## start DATASET EXTRACT
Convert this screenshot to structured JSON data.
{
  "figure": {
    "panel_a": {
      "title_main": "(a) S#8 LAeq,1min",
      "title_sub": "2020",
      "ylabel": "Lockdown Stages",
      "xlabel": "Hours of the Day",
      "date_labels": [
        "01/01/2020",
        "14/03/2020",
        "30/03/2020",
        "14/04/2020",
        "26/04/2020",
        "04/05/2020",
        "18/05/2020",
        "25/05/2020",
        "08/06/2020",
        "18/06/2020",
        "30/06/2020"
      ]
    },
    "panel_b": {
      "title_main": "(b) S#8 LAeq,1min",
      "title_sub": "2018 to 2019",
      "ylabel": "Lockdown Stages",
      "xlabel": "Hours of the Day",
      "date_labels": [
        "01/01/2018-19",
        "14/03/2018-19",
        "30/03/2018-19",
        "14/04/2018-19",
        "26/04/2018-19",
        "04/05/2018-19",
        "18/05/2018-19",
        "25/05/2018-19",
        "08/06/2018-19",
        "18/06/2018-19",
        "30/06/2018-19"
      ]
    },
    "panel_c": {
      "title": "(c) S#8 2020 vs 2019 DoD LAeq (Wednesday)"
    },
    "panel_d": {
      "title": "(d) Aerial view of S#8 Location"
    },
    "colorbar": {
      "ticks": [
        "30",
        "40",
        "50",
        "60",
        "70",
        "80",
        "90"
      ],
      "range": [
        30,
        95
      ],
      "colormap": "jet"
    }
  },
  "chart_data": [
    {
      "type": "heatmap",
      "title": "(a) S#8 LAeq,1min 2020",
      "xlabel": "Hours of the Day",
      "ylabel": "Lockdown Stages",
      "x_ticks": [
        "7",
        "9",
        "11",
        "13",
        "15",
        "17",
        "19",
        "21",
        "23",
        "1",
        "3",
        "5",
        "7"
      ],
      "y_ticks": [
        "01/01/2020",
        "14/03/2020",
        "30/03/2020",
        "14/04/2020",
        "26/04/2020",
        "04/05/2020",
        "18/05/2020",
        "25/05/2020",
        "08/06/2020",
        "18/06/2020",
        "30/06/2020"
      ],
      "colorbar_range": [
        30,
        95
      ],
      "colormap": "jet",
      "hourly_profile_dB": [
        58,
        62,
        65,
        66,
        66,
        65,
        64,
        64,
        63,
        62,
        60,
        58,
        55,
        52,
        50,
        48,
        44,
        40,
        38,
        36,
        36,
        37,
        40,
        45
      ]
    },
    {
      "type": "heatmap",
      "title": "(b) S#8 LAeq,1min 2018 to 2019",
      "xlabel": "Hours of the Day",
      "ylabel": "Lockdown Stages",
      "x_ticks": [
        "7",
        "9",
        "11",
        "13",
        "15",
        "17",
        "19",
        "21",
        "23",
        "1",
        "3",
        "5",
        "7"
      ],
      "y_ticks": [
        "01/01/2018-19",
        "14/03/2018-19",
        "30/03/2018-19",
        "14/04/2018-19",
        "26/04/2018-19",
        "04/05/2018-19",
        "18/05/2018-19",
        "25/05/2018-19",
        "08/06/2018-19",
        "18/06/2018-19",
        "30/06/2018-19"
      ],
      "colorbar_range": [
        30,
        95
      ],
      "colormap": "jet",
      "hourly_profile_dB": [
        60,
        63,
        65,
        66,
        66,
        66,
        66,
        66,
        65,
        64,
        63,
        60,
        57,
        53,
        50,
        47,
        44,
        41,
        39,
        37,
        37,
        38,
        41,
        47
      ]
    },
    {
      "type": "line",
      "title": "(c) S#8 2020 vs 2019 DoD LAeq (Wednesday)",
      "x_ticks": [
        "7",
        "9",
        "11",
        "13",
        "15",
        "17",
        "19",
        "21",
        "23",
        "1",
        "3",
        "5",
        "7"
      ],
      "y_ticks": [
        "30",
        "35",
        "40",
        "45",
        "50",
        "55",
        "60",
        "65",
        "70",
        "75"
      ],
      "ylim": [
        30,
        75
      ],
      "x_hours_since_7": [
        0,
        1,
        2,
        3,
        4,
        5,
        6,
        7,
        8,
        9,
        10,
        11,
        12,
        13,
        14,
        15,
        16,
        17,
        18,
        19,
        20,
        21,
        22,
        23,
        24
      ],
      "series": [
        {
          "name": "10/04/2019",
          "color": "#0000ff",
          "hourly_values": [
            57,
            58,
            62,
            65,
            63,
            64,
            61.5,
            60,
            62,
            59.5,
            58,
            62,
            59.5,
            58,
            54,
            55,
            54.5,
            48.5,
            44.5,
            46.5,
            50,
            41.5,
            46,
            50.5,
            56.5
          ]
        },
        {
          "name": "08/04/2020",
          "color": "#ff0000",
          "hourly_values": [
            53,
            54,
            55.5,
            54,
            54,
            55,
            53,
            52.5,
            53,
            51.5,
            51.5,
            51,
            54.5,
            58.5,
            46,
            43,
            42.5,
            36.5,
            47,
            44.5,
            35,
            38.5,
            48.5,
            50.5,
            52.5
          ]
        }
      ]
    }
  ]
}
## end DATASET EXTRACT
- [EXERCISE TASK] Each line of the listing should be echoed back exactly.

- [WORKED ANSWER]
Convert this screenshot to structured JSON data.
{
  "figure": {
    "panel_a": {
      "title_main": "(a) S#8 LAeq,1min",
      "title_sub": "2020",
      "ylabel": "Lockdown Stages",
      "xlabel": "Hours of the Day",
      "date_labels": [
        "01/01/2020",
        "14/03/2020",
        "30/03/2020",
        "14/04/2020",
        "26/04/2020",
        "04/05/2020",
        "18/05/2020",
        "25/05/2020",
        "08/06/2020",
        "18/06/2020",
        "30/06/2020"
      ]
    },
    "panel_b": {
      "title_main": "(b) S#8 LAeq,1min",
      "title_sub": "2018 to 2019",
      "ylabel": "Lockdown Stages",
      "xlabel": "Hours of the Day",
      "date_labels": [
        "01/01/2018-19",
        "14/03/2018-19",
        "30/03/2018-19",
        "14/04/2018-19",
        "26/04/2018-19",
        "04/05/2018-19",
        "18/05/2018-19",
        "25/05/2018-19",
        "08/06/2018-19",
        "18/06/2018-19",
        "30/06/2018-19"
      ]
    },
    "panel_c": {
      "title": "(c) S#8 2020 vs 2019 DoD LAeq (Wednesday)"
    },
    "panel_d": {
      "title": "(d) Aerial view of S#8 Location"
    },
    "colorbar": {
      "ticks": [
        "30",
        "40",
        "50",
        "60",
        "70",
        "80",
        "90"
      ],
      "range": [
        30,
        95
      ],
      "colormap": "jet"
    }
  },
  "chart_data": [
    {
      "type": "heatmap",
      "title": "(a) S#8 LAeq,1min 2020",
      "xlabel": "Hours of the Day",
      "ylabel": "Lockdown Stages",
      "x_ticks": [
        "7",
        "9",
        "11",
        "13",
        "15",
        "17",
        "19",
        "21",
        "23",
        "1",
        "3",
        "5",
        "7"
      ],
      "y_ticks": [
        "01/01/2020",
        "14/03/2020",
        "30/03/2020",
        "14/04/2020",
        "26/04/2020",
        "04/05/2020",
        "18/05/2020",
        "25/05/2020",
        "08/06/2020",
        "18/06/2020",
        "30/06/2020"
      ],
      "colorbar_range": [
        30,
        95
      ],
      "colormap": "jet",
      "hourly_profile_dB": [
        58,
        62,
        65,
        66,
        66,
        65,
        64,
        64,
        63,
        62,
        60,
        58,
        55,
        52,
        50,
        48,
        44,
        40,
        38,
        36,
        36,
        37,
        40,
        45
      ]
    },
    {
      "type": "heatmap",
      "title": "(b) S#8 LAeq,1min 2018 to 2019",
      "xlabel": "Hours of the Day",
      "ylabel": "Lockdown Stages",
      "x_ticks": [
        "7",
        "9",
        "11",
        "13",
        "15",
        "17",
        "19",
        "21",
        "23",
        "1",
        "3",
        "5",
        "7"
      ],
      "y_ticks": [
        "01/01/2018-19",
        "14/03/2018-19",
        "30/03/2018-19",
        "14/04/2018-19",
        "26/04/2018-19",
        "04/05/2018-19",
        "18/05/2018-19",
        "25/05/2018-19",
        "08/06/2018-19",
        "18/06/2018-19",
        "30/06/2018-19"
      ],
      "colorbar_range": [
        30,
        95
      ],
      "colormap": "jet",
      "hourly_profile_dB": [
        60,
        63,
        65,
        66,
        66,
        66,
        66,
        66,
        65,
        64,
        63,
        60,
        57,
        53,
        50,
        47,
        44,
        41,
        39,
        37,
        37,
        38,
        41,
        47
      ]
    },
    {
      "type": "line",
      "title": "(c) S#8 2020 vs 2019 DoD LAeq (Wednesday)",
      "x_ticks": [
        "7",
        "9",
        "11",
        "13",
        "15",
        "17",
        "19",
        "21",
        "23",
        "1",
        "3",
        "5",
        "7"
      ],
      "y_ticks": [
        "30",
        "35",
        "40",
        "45",
        "50",
        "55",
        "60",
        "65",
        "70",
        "75"
      ],
      "ylim": [
        30,
        75
      ],
      "x_hours_since_7": [
        0,
        1,
        2,
        3,
        4,
        5,
        6,
        7,
        8,
        9,
        10,
        11,
        12,
        13,
        14,
        15,
        16,
        17,
        18,
        19,
        20,
        21,
        22,
        23,
        24
      ],
      "series": [
        {
          "name": "10/04/2019",
          "color": "#0000ff",
          "hourly_values": [
            57,
            58,
            62,
            65,
            63,
            64,
            61.5,
            60,
            62,
            59.5,
            58,
            62,
            59.5,
            58,
            54,
            55,
            54.5,
            48.5,
            44.5,
            46.5,
            50,
            41.5,
            46,
            50.5,
            56.5
          ]
        },
        {
          "name": "08/04/2020",
          "color": "#ff0000",
          "hourly_values": [
            53,
            54,
            55.5,
            54,
            54,
            55,
            53,
            52.5,
            53,
            51.5,
            51.5,
            51,
            54.5,
            58.5,
            46,
            43,
            42.5,
            36.5,
            47,
            44.5,
            35,
            38.5,
            48.5,
            50.5,
            52.5
          ]
        }
      ]
    }
  ]
}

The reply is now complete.